### Input rows
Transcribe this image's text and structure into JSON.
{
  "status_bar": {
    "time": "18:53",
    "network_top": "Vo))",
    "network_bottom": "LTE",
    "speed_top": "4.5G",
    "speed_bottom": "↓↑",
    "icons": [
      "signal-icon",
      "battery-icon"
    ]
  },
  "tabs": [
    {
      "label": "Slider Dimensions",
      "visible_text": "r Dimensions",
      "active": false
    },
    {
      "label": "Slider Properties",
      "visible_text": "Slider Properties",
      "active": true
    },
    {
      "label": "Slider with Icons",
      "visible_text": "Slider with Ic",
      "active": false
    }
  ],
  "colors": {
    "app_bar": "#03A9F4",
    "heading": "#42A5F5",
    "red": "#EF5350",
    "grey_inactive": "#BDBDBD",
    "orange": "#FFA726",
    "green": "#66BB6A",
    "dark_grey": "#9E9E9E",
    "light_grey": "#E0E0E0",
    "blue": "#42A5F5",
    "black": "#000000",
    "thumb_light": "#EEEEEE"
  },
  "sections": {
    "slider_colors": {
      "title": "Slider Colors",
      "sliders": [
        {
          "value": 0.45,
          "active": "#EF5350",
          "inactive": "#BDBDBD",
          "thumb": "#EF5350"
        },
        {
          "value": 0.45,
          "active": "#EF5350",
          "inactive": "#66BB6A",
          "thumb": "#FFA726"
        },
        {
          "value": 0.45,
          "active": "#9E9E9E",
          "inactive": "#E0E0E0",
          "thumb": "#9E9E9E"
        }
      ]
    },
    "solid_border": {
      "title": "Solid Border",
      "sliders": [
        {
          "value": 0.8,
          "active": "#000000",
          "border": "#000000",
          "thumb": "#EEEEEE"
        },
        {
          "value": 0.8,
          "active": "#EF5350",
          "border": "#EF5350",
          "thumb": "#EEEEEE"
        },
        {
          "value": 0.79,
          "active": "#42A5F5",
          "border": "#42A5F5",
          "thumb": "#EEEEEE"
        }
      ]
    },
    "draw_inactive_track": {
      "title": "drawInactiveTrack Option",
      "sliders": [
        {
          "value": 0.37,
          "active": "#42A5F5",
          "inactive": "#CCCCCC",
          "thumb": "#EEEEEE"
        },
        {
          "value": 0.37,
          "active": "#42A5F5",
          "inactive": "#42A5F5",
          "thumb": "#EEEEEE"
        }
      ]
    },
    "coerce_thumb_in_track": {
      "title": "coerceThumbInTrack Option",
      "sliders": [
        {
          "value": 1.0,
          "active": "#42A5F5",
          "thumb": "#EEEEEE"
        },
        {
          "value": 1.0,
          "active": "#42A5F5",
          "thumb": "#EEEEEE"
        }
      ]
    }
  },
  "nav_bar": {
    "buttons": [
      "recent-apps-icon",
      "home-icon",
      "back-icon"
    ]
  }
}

### Given instruction
Copy every line that includes the string "Properties" from the material above.

### The reply
      "label": "Slider Properties",
      "visible_text": "Slider Properties",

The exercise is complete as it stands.